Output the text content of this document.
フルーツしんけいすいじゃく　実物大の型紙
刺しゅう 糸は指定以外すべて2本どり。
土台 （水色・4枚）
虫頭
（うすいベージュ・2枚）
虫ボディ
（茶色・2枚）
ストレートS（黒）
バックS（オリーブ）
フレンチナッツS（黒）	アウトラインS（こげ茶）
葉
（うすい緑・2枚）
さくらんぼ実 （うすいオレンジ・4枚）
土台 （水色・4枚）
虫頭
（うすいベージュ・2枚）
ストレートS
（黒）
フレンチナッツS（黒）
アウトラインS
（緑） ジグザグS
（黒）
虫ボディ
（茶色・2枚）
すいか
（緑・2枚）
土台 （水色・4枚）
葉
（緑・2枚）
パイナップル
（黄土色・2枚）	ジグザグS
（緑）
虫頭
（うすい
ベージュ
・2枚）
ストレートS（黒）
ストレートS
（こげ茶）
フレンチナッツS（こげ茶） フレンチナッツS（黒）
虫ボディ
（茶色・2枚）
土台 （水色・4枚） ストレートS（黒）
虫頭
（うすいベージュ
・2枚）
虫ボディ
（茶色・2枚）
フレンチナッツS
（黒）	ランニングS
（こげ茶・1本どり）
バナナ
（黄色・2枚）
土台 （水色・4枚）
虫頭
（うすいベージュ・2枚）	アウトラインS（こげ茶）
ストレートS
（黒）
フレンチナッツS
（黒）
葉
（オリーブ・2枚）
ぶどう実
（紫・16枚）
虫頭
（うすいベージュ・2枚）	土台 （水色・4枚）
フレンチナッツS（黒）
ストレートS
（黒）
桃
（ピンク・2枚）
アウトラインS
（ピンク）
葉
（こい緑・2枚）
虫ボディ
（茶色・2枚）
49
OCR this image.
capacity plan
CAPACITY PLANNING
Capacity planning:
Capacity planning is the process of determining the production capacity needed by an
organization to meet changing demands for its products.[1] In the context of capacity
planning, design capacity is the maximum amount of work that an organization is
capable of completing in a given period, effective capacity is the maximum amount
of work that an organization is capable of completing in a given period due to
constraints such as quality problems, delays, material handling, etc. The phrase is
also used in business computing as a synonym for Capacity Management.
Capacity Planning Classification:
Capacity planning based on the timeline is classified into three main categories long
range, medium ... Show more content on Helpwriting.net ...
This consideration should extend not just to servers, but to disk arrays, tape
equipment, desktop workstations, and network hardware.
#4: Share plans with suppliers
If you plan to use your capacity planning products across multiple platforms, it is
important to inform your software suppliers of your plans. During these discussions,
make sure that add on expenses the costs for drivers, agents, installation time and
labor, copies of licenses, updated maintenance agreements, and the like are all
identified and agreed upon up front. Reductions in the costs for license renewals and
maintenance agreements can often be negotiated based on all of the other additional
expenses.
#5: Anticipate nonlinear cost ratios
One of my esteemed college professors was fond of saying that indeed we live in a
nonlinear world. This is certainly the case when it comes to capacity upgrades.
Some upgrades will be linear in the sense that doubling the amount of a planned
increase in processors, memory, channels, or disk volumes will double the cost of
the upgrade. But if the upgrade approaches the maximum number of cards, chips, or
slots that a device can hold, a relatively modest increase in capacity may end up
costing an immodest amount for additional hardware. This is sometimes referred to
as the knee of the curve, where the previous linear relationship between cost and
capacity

▶ What you will do
Using the entries above, return each line in which the word "maintenance" occurs.

▶ Reply
labor, copies of licenses, updated maintenance agreements, and the like are all
maintenance agreements can often be negotiated based on all of the other additional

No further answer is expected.